PROBLEM DESCRIPTION
Omit every picture, then give all the entries again exactly.

┏━━

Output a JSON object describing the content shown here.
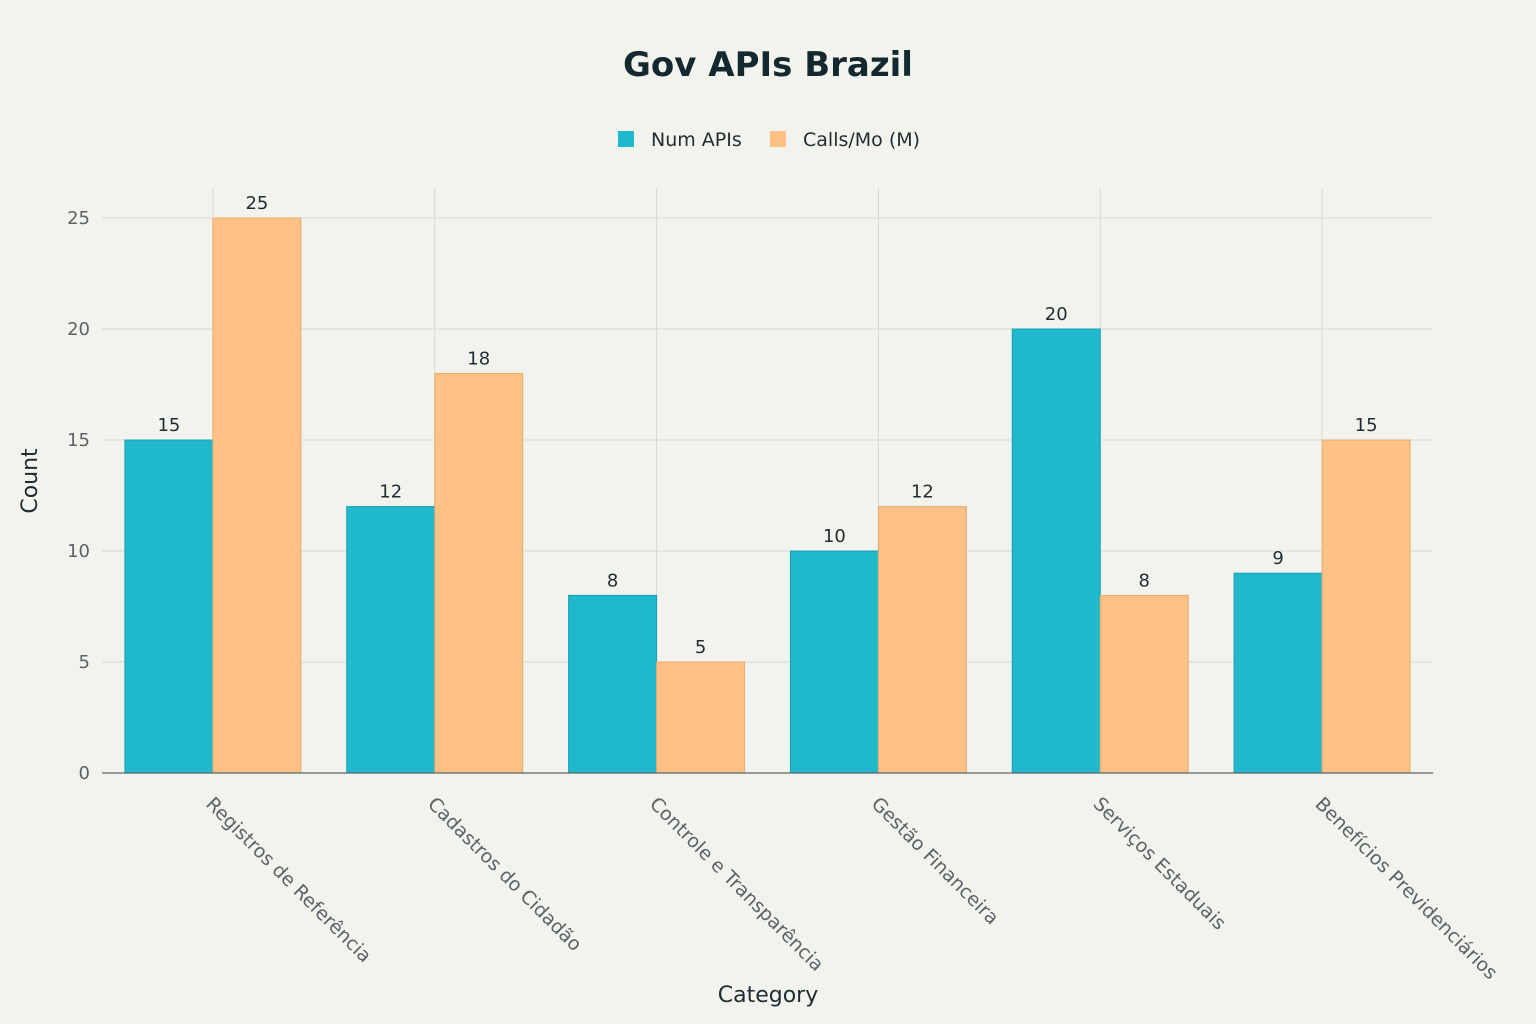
{
  "chart_data": {
    "type": "bar",
    "title": "Gov APIs Brazil",
    "xlabel": "Category",
    "ylabel": "Count",
    "ylim": [
      0,
      25
    ],
    "yticks": [
      0,
      5,
      10,
      15,
      20,
      25
    ],
    "grid": true,
    "legend_position": "top-center",
    "categories": [
      "Registros de Referência",
      "Cadastros do Cidadão",
      "Controle e Transparência",
      "Gestão Financeira",
      "Serviços Estaduais",
      "Benefícios Previdenciários"
    ],
    "series": [
      {
        "name": "Num APIs",
        "color": "#1fb8cd",
        "values": [
          15,
          12,
          8,
          10,
          20,
          9
        ]
      },
      {
        "name": "Calls/Mo (M)",
        "color": "#ffc185",
        "values": [
          25,
          18,
          5,
          12,
          8,
          15
        ]
      }
    ]
  }
}
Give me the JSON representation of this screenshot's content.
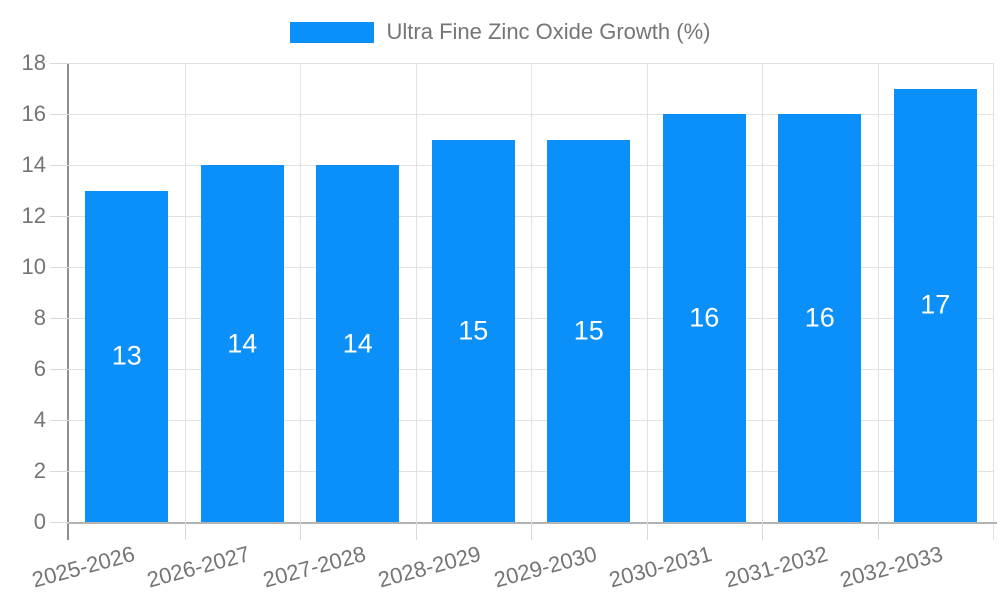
{
  "chart_data": {
    "type": "bar",
    "legend": "Ultra Fine Zinc Oxide Growth (%)",
    "legend_position": "top-center",
    "categories": [
      "2025-2026",
      "2026-2027",
      "2027-2028",
      "2028-2029",
      "2029-2030",
      "2030-2031",
      "2031-2032",
      "2032-2033"
    ],
    "values": [
      13,
      14,
      14,
      15,
      15,
      16,
      16,
      17
    ],
    "bar_value_labels": [
      "13",
      "14",
      "14",
      "15",
      "15",
      "16",
      "16",
      "17"
    ],
    "xlabel": "",
    "ylabel": "",
    "ylim": [
      0,
      18
    ],
    "yticks": [
      0,
      2,
      4,
      6,
      8,
      10,
      12,
      14,
      16,
      18
    ],
    "grid": true,
    "colors": {
      "bar": "#0a90f8",
      "bar_label": "#ffffff",
      "axis_text": "#757575",
      "gridline": "#e2e2e2",
      "tick": "#d9d9d9",
      "y_axis_line": "#8f8f8f",
      "x_axis_line": "#b3b3b3",
      "plot_border": "#e2e2e2",
      "background": "#ffffff"
    }
  }
}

┗━━

COMPLETE RESPONSE
Output a JSON object describing the content shown here.
{
  "chart_data": {
    "type": "bar",
    "title": "Gov APIs Brazil",
    "xlabel": "Category",
    "ylabel": "Count",
    "ylim": [
      0,
      25
    ],
    "yticks": [
      0,
      5,
      10,
      15,
      20,
      25
    ],
    "grid": true,
    "legend_position": "top-center",
    "categories": [
      "Registros de Referência",
      "Cadastros do Cidadão",
      "Controle e Transparência",
      "Gestão Financeira",
      "Serviços Estaduais",
      "Benefícios Previdenciários"
    ],
    "series": [
      {
        "name": "Num APIs",
        "color": "#1fb8cd",
        "values": [
          15,
          12,
          8,
          10,
          20,
          9
        ]
      },
      {
        "name": "Calls/Mo (M)",
        "color": "#ffc185",
        "values": [
          25,
          18,
          5,
          12,
          8,
          15
        ]
      }
    ]
  }
}
Give me the JSON representation of this screenshot's content.
{
  "chart_data": {
    "type": "bar",
    "legend": "Ultra Fine Zinc Oxide Growth (%)",
    "legend_position": "top-center",
    "categories": [
      "2025-2026",
      "2026-2027",
      "2027-2028",
      "2028-2029",
      "2029-2030",
      "2030-2031",
      "2031-2032",
      "2032-2033"
    ],
    "values": [
      13,
      14,
      14,
      15,
      15,
      16,
      16,
      17
    ],
    "bar_value_labels": [
      "13",
      "14",
      "14",
      "15",
      "15",
      "16",
      "16",
      "17"
    ],
    "xlabel": "",
    "ylabel": "",
    "ylim": [
      0,
      18
    ],
    "yticks": [
      0,
      2,
      4,
      6,
      8,
      10,
      12,
      14,
      16,
      18
    ],
    "grid": true,
    "colors": {
      "bar": "#0a90f8",
      "bar_label": "#ffffff",
      "axis_text": "#757575",
      "gridline": "#e2e2e2",
      "tick": "#d9d9d9",
      "y_axis_line": "#8f8f8f",
      "x_axis_line": "#b3b3b3",
      "plot_border": "#e2e2e2",
      "background": "#ffffff"
    }
  }
}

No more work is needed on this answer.